------ STORED ROWS ------
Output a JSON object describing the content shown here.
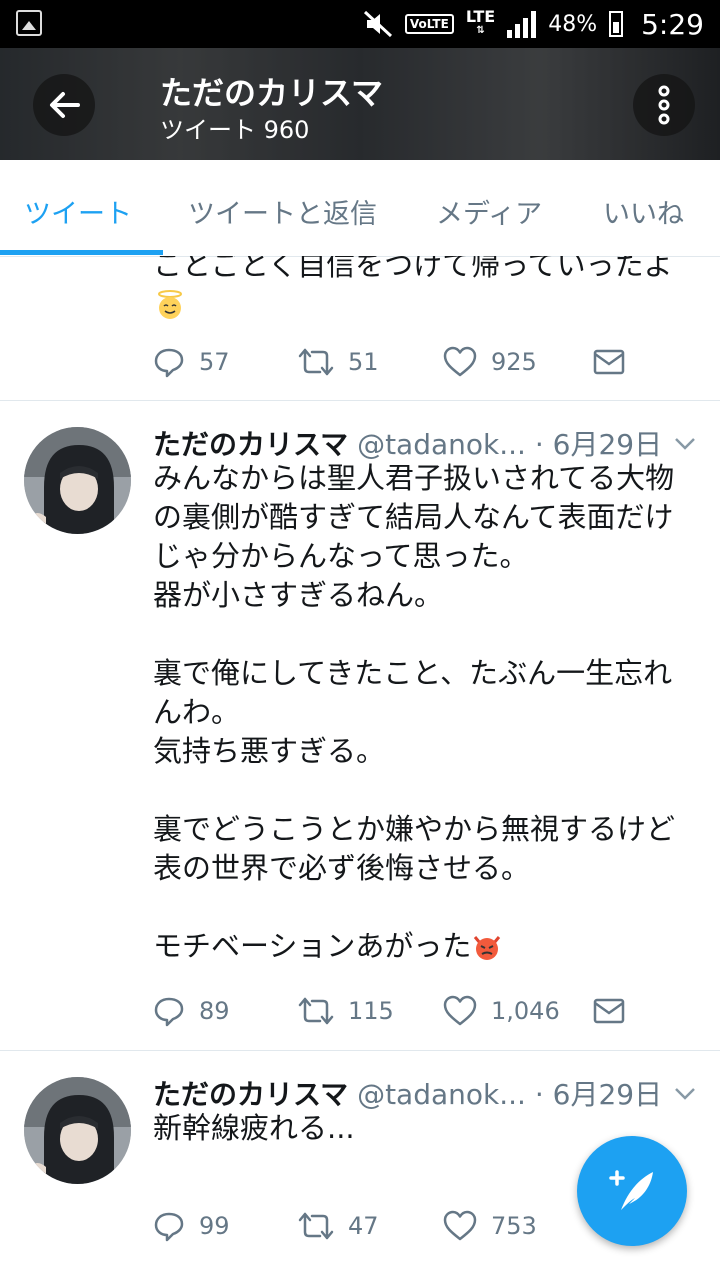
{
  "status_bar": {
    "battery": "48%",
    "time": "5:29",
    "network": "LTE",
    "volte": "VoLTE",
    "icons": [
      "gallery-icon",
      "mute-icon",
      "volte-icon",
      "lte-icon",
      "signal-icon",
      "battery-icon"
    ]
  },
  "header": {
    "title": "ただのカリスマ",
    "subtitle": "ツイート 960"
  },
  "tabs": [
    "ツイート",
    "ツイートと返信",
    "メディア",
    "いいね"
  ],
  "tweets": [
    {
      "partial_text": "ことごとく自信をつけて帰っていったよ",
      "emoji": "angel-face-emoji",
      "replies": "57",
      "retweets": "51",
      "likes": "925"
    },
    {
      "name": "ただのカリスマ",
      "handle": "@tadanok...",
      "date": "· 6月29日",
      "lines": [
        "みんなからは聖人君子扱いされてる大物",
        "の裏側が酷すぎて結局人なんて表面だけ",
        "じゃ分からんなって思った。",
        "器が小さすぎるねん。",
        "",
        "裏で俺にしてきたこと、たぶん一生忘れ",
        "んわ。",
        "気持ち悪すぎる。",
        "",
        "裏でどうこうとか嫌やから無視するけど",
        "表の世界で必ず後悔させる。",
        "",
        "モチベーションあがった"
      ],
      "emoji": "angry-devil-emoji",
      "replies": "89",
      "retweets": "115",
      "likes": "1,046"
    },
    {
      "name": "ただのカリスマ",
      "handle": "@tadanok...",
      "date": "· 6月29日",
      "text": "新幹線疲れる...",
      "replies": "99",
      "retweets": "47",
      "likes": "753"
    }
  ],
  "accent_color": "#1da1f2"
}
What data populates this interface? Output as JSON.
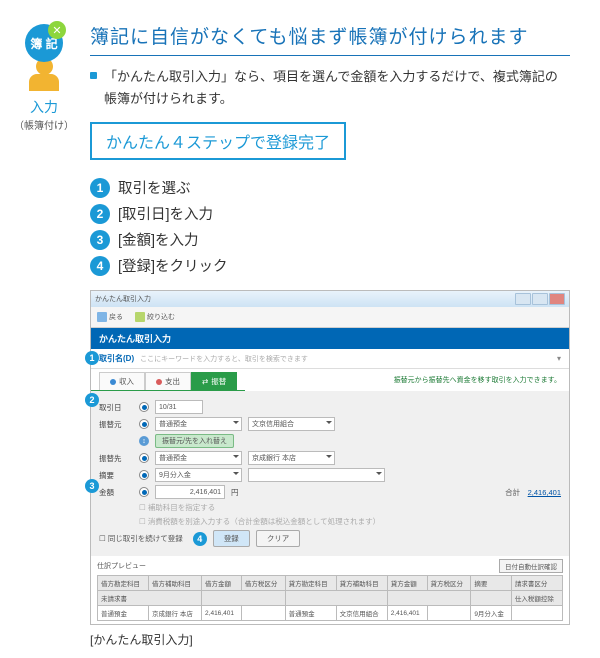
{
  "left": {
    "label": "入力",
    "sub": "（帳簿付け）"
  },
  "title": "簿記に自信がなくても悩まず帳簿が付けられます",
  "desc": "「かんたん取引入力」なら、項目を選んで金額を入力するだけで、複式簿記の帳簿が付けられます。",
  "badge": "かんたん４ステップで登録完了",
  "steps": [
    "取引を選ぶ",
    "[取引日]を入力",
    "[金額]を入力",
    "[登録]をクリック"
  ],
  "window": {
    "title": "かんたん取引入力",
    "toolbar": {
      "back": "戻る",
      "edit": "絞り込む"
    },
    "panel": "かんたん取引入力",
    "search": {
      "label": "取引名(D)",
      "hint": "ここにキーワードを入力すると、取引を検索できます"
    },
    "tabs": {
      "income": "収入",
      "expense": "支出",
      "transfer": "振替"
    },
    "actions_hint": "振替元から振替先へ資金を移す取引を入力できます。",
    "form": {
      "date_l": "取引日",
      "date_v": "10/31",
      "from_l": "振替元",
      "from_account": "普通預金",
      "from_sub": "文京信用組合",
      "indent": "振替元/先を入れ替え",
      "to_l": "振替先",
      "to_account": "普通預金",
      "to_sub": "京成銀行 本店",
      "summary_l": "摘要",
      "summary_v": "9月分入金",
      "amount_l": "金額",
      "amount_v": "2,416,401",
      "amount_suffix": "円",
      "total_l": "合計",
      "total_v": "2,416,401",
      "chk1": "補助科目を指定する",
      "chk2": "消費税額を別途入力する（合計金額は税込金額として処理されます）",
      "chk_same": "同じ取引を続けて登録",
      "register": "登録",
      "clear": "クリア"
    },
    "preview": {
      "title": "仕訳プレビュー",
      "auto": "日付自動仕訳確認",
      "headers": [
        "借方勘定科目",
        "借方補助科目",
        "借方金額",
        "借方税区分",
        "貸方勘定科目",
        "貸方補助科目",
        "貸方金額",
        "貸方税区分",
        "摘要",
        "請求書区分"
      ],
      "h2l": "未請求書",
      "h2r": "仕入税額控除",
      "rows": [
        [
          "普通預金",
          "京成銀行 本店",
          "2,416,401",
          "",
          "普通預金",
          "文京信用組合",
          "2,416,401",
          "",
          "9月分入金",
          ""
        ]
      ]
    }
  },
  "caption": "[かんたん取引入力]"
}
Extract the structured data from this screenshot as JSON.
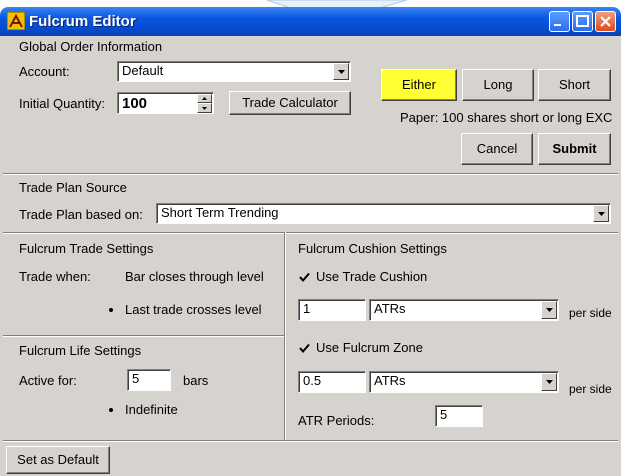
{
  "window": {
    "title": "Fulcrum Editor"
  },
  "global_order": {
    "section_label": "Global Order Information",
    "account_label": "Account:",
    "account_value": "Default",
    "initial_quantity_label": "Initial Quantity:",
    "initial_quantity_value": "100",
    "trade_calculator_label": "Trade Calculator",
    "direction_buttons": {
      "either": "Either",
      "long": "Long",
      "short": "Short"
    },
    "paper_status": "Paper: 100 shares short or long EXC",
    "cancel_label": "Cancel",
    "submit_label": "Submit"
  },
  "trade_plan": {
    "section_label": "Trade Plan Source",
    "based_on_label": "Trade Plan based on:",
    "based_on_value": "Short Term Trending"
  },
  "trade_settings": {
    "section_label": "Fulcrum Trade Settings",
    "trade_when_label": "Trade when:",
    "option_bar_closes": "Bar closes through level",
    "option_last_trade": "Last trade crosses level"
  },
  "life_settings": {
    "section_label": "Fulcrum Life Settings",
    "active_for_label": "Active for:",
    "bars_value": "5",
    "bars_label": "bars",
    "indefinite_label": "Indefinite"
  },
  "cushion_settings": {
    "section_label": "Fulcrum Cushion Settings",
    "use_trade_cushion_label": "Use Trade Cushion",
    "cushion_value": "1",
    "cushion_unit": "ATRs",
    "per_side_label_1": "per side",
    "use_fulcrum_zone_label": "Use Fulcrum Zone",
    "zone_value": "0.5",
    "zone_unit": "ATRs",
    "per_side_label_2": "per side",
    "atr_periods_label": "ATR Periods:",
    "atr_periods_value": "5"
  },
  "footer": {
    "set_default_label": "Set as Default"
  },
  "colors": {
    "either_active": "#ffff33",
    "titlebar": "#0a55e0",
    "dialog_bg": "#d6d3ce"
  }
}
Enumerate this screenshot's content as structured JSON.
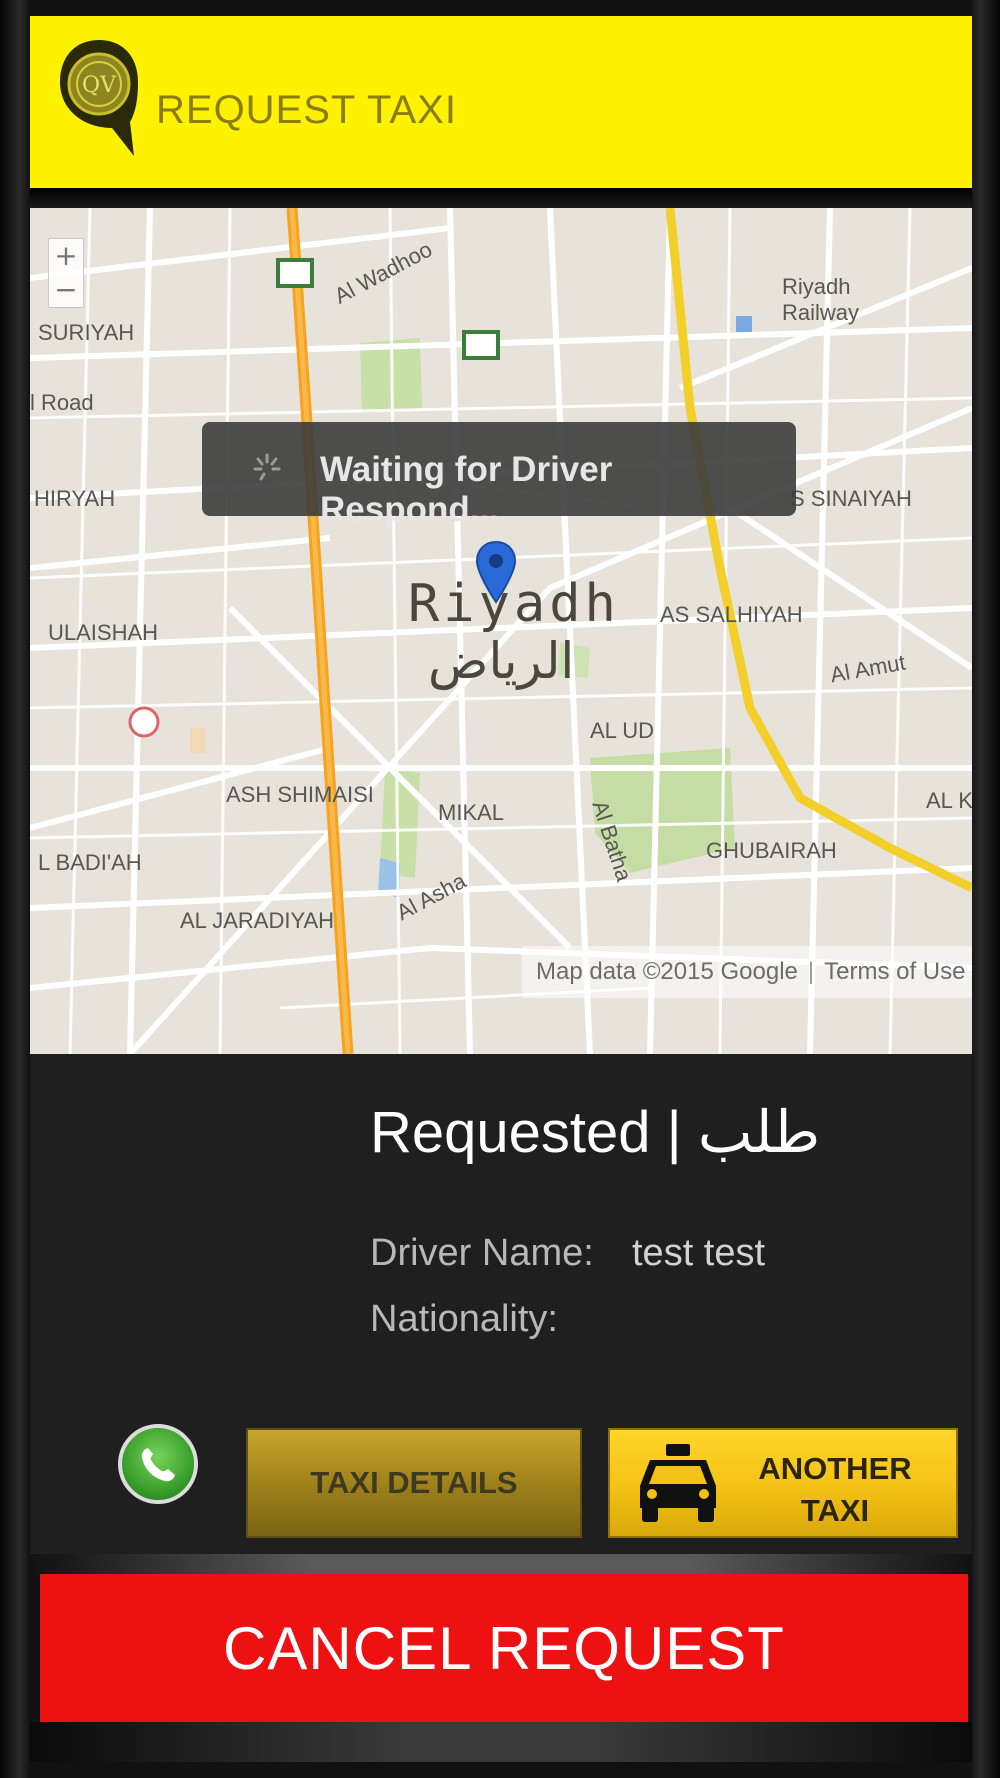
{
  "header": {
    "title": "REQUEST TAXI",
    "logo_icon": "taxi-logo-icon",
    "bg_color": "#fff200"
  },
  "map": {
    "zoom_in": "+",
    "zoom_out": "−",
    "toast": "Waiting for Driver Respond...",
    "city_en": "Riyadh",
    "city_ar": "الرياض",
    "labels": {
      "suriyah": "SURIYAH",
      "al_wadhoo": "Al Wadhoo",
      "riyadh_railway_1": "Riyadh",
      "riyadh_railway_2": "Railway",
      "road": "l Road",
      "shiryah": "HIRYAH",
      "sinaiyah": "S SINAIYAH",
      "ulaishah": "ULAISHAH",
      "as_salhiyah": "AS SALHIYAH",
      "al_amut": "Al Amut",
      "al_ud": "AL UD",
      "ash_shimaisi": "ASH SHIMAISI",
      "mikal": "MIKAL",
      "al_batha": "Al Batha",
      "ghubairah": "GHUBAIRAH",
      "badiah": "L BADI'AH",
      "al_asha": "Al Asha",
      "jaradiyah": "AL JARADIYAH",
      "al_k": "AL K"
    },
    "attribution": "Map data ©2015 Google",
    "terms": "Terms of Use"
  },
  "status": {
    "text": "Requested | طلب"
  },
  "driver": {
    "name_label": "Driver Name:",
    "name_value": "test test",
    "nationality_label": "Nationality:",
    "nationality_value": ""
  },
  "actions": {
    "call_icon": "phone-icon",
    "taxi_details": "TAXI DETAILS",
    "another_taxi_line1": "ANOTHER",
    "another_taxi_line2": "TAXI",
    "cancel": "CANCEL REQUEST"
  },
  "colors": {
    "accent_yellow": "#fff200",
    "cancel_red": "#ee1111",
    "panel_dark": "#1f1f1f"
  }
}
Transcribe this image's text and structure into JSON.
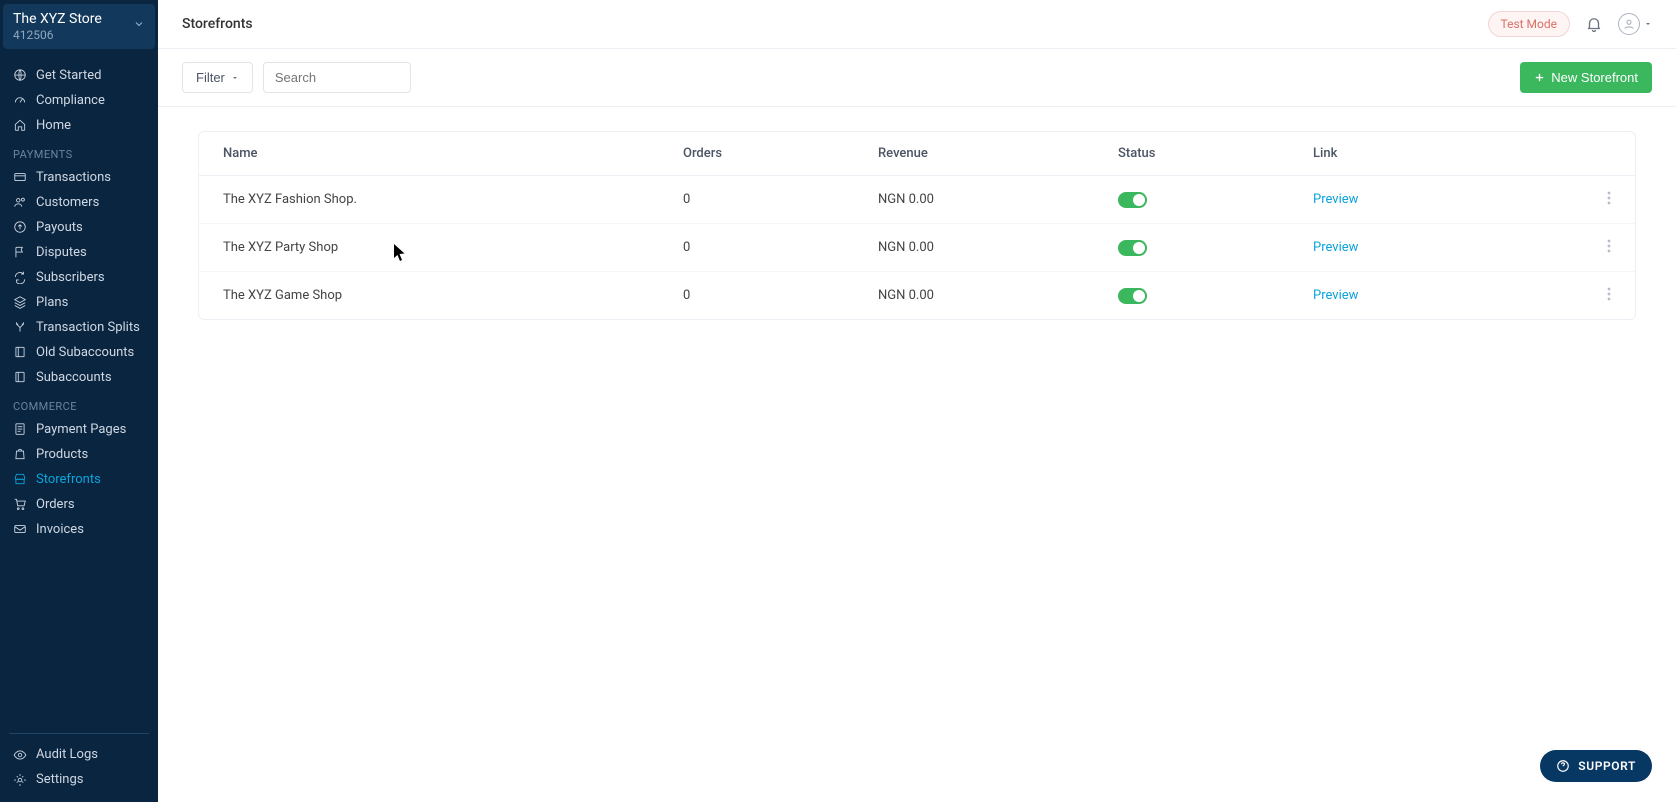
------
* **EXERCISE INSTRUCTIONS**: Print the complete listing exactly, apart from any pictures.

* **ANSWER TO THE PROBLEM**:
Output a JSON object describing the content shown here.
{
  "status_bar": {
    "battery": "48%",
    "time": "5:29",
    "network": "LTE",
    "volte": "VoLTE",
    "icons": [
      "gallery-icon",
      "mute-icon",
      "volte-icon",
      "lte-icon",
      "signal-icon",
      "battery-icon"
    ]
  },
  "header": {
    "title": "ただのカリスマ",
    "subtitle": "ツイート 960"
  },
  "tabs": [
    "ツイート",
    "ツイートと返信",
    "メディア",
    "いいね"
  ],
  "tweets": [
    {
      "partial_text": "ことごとく自信をつけて帰っていったよ",
      "emoji": "angel-face-emoji",
      "replies": "57",
      "retweets": "51",
      "likes": "925"
    },
    {
      "name": "ただのカリスマ",
      "handle": "@tadanok...",
      "date": "· 6月29日",
      "lines": [
        "みんなからは聖人君子扱いされてる大物",
        "の裏側が酷すぎて結局人なんて表面だけ",
        "じゃ分からんなって思った。",
        "器が小さすぎるねん。",
        "",
        "裏で俺にしてきたこと、たぶん一生忘れ",
        "んわ。",
        "気持ち悪すぎる。",
        "",
        "裏でどうこうとか嫌やから無視するけど",
        "表の世界で必ず後悔させる。",
        "",
        "モチベーションあがった"
      ],
      "emoji": "angry-devil-emoji",
      "replies": "89",
      "retweets": "115",
      "likes": "1,046"
    },
    {
      "name": "ただのカリスマ",
      "handle": "@tadanok...",
      "date": "· 6月29日",
      "text": "新幹線疲れる...",
      "replies": "99",
      "retweets": "47",
      "likes": "753"
    }
  ],
  "accent_color": "#1da1f2"
}
What data populates this interface? Output as JSON.
{
  "left": {
    "label": "入力",
    "sub": "（帳簿付け）"
  },
  "title": "簿記に自信がなくても悩まず帳簿が付けられます",
  "desc": "「かんたん取引入力」なら、項目を選んで金額を入力するだけで、複式簿記の帳簿が付けられます。",
  "badge": "かんたん４ステップで登録完了",
  "steps": [
    "取引を選ぶ",
    "[取引日]を入力",
    "[金額]を入力",
    "[登録]をクリック"
  ],
  "window": {
    "title": "かんたん取引入力",
    "toolbar": {
      "back": "戻る",
      "edit": "絞り込む"
    },
    "panel": "かんたん取引入力",
    "search": {
      "label": "取引名(D)",
      "hint": "ここにキーワードを入力すると、取引を検索できます"
    },
    "tabs": {
      "income": "収入",
      "expense": "支出",
      "transfer": "振替"
    },
    "actions_hint": "振替元から振替先へ資金を移す取引を入力できます。",
    "form": {
      "date_l": "取引日",
      "date_v": "10/31",
      "from_l": "振替元",
      "from_account": "普通預金",
      "from_sub": "文京信用組合",
      "indent": "振替元/先を入れ替え",
      "to_l": "振替先",
      "to_account": "普通預金",
      "to_sub": "京成銀行 本店",
      "summary_l": "摘要",
      "summary_v": "9月分入金",
      "amount_l": "金額",
      "amount_v": "2,416,401",
      "amount_suffix": "円",
      "total_l": "合計",
      "total_v": "2,416,401",
      "chk1": "補助科目を指定する",
      "chk2": "消費税額を別途入力する（合計金額は税込金額として処理されます）",
      "chk_same": "同じ取引を続けて登録",
      "register": "登録",
      "clear": "クリア"
    },
    "preview": {
      "title": "仕訳プレビュー",
      "auto": "日付自動仕訳確認",
      "headers": [
        "借方勘定科目",
        "借方補助科目",
        "借方金額",
        "借方税区分",
        "貸方勘定科目",
        "貸方補助科目",
        "貸方金額",
        "貸方税区分",
        "摘要",
        "請求書区分"
      ],
      "h2l": "未請求書",
      "h2r": "仕入税額控除",
      "rows": [
        [
          "普通預金",
          "京成銀行 本店",
          "2,416,401",
          "",
          "普通預金",
          "文京信用組合",
          "2,416,401",
          "",
          "9月分入金",
          ""
        ]
      ]
    }
  },
  "caption": "[かんたん取引入力]"
}
Extract the structured data from this screenshot as JSON.
{
  "window": {
    "title": "Fulcrum Editor"
  },
  "global_order": {
    "section_label": "Global Order Information",
    "account_label": "Account:",
    "account_value": "Default",
    "initial_quantity_label": "Initial Quantity:",
    "initial_quantity_value": "100",
    "trade_calculator_label": "Trade Calculator",
    "direction_buttons": {
      "either": "Either",
      "long": "Long",
      "short": "Short"
    },
    "paper_status": "Paper: 100 shares short or long EXC",
    "cancel_label": "Cancel",
    "submit_label": "Submit"
  },
  "trade_plan": {
    "section_label": "Trade Plan Source",
    "based_on_label": "Trade Plan based on:",
    "based_on_value": "Short Term Trending"
  },
  "trade_settings": {
    "section_label": "Fulcrum Trade Settings",
    "trade_when_label": "Trade when:",
    "option_bar_closes": "Bar closes through level",
    "option_last_trade": "Last trade crosses level"
  },
  "life_settings": {
    "section_label": "Fulcrum Life Settings",
    "active_for_label": "Active for:",
    "bars_value": "5",
    "bars_label": "bars",
    "indefinite_label": "Indefinite"
  },
  "cushion_settings": {
    "section_label": "Fulcrum Cushion Settings",
    "use_trade_cushion_label": "Use Trade Cushion",
    "cushion_value": "1",
    "cushion_unit": "ATRs",
    "per_side_label_1": "per side",
    "use_fulcrum_zone_label": "Use Fulcrum Zone",
    "zone_value": "0.5",
    "zone_unit": "ATRs",
    "per_side_label_2": "per side",
    "atr_periods_label": "ATR Periods:",
    "atr_periods_value": "5"
  },
  "footer": {
    "set_default_label": "Set as Default"
  },
  "colors": {
    "either_active": "#ffff33",
    "titlebar": "#0a55e0",
    "dialog_bg": "#d6d3ce"
  }
}
Enumerate this screenshot's content as structured JSON.
{
  "header": {
    "title": "REQUEST TAXI",
    "logo_icon": "taxi-logo-icon",
    "bg_color": "#fff200"
  },
  "map": {
    "zoom_in": "+",
    "zoom_out": "−",
    "toast": "Waiting for Driver Respond...",
    "city_en": "Riyadh",
    "city_ar": "الرياض",
    "labels": {
      "suriyah": "SURIYAH",
      "al_wadhoo": "Al Wadhoo",
      "riyadh_railway_1": "Riyadh",
      "riyadh_railway_2": "Railway",
      "road": "l Road",
      "shiryah": "HIRYAH",
      "sinaiyah": "S SINAIYAH",
      "ulaishah": "ULAISHAH",
      "as_salhiyah": "AS SALHIYAH",
      "al_amut": "Al Amut",
      "al_ud": "AL UD",
      "ash_shimaisi": "ASH SHIMAISI",
      "mikal": "MIKAL",
      "al_batha": "Al Batha",
      "ghubairah": "GHUBAIRAH",
      "badiah": "L BADI'AH",
      "al_asha": "Al Asha",
      "jaradiyah": "AL JARADIYAH",
      "al_k": "AL K"
    },
    "attribution": "Map data ©2015 Google",
    "terms": "Terms of Use"
  },
  "status": {
    "text": "Requested | طلب"
  },
  "driver": {
    "name_label": "Driver Name:",
    "name_value": "test test",
    "nationality_label": "Nationality:",
    "nationality_value": ""
  },
  "actions": {
    "call_icon": "phone-icon",
    "taxi_details": "TAXI DETAILS",
    "another_taxi_line1": "ANOTHER",
    "another_taxi_line2": "TAXI",
    "cancel": "CANCEL REQUEST"
  },
  "colors": {
    "accent_yellow": "#fff200",
    "cancel_red": "#ee1111",
    "panel_dark": "#1f1f1f"
  }
}
Transcribe this image's text and structure into JSON.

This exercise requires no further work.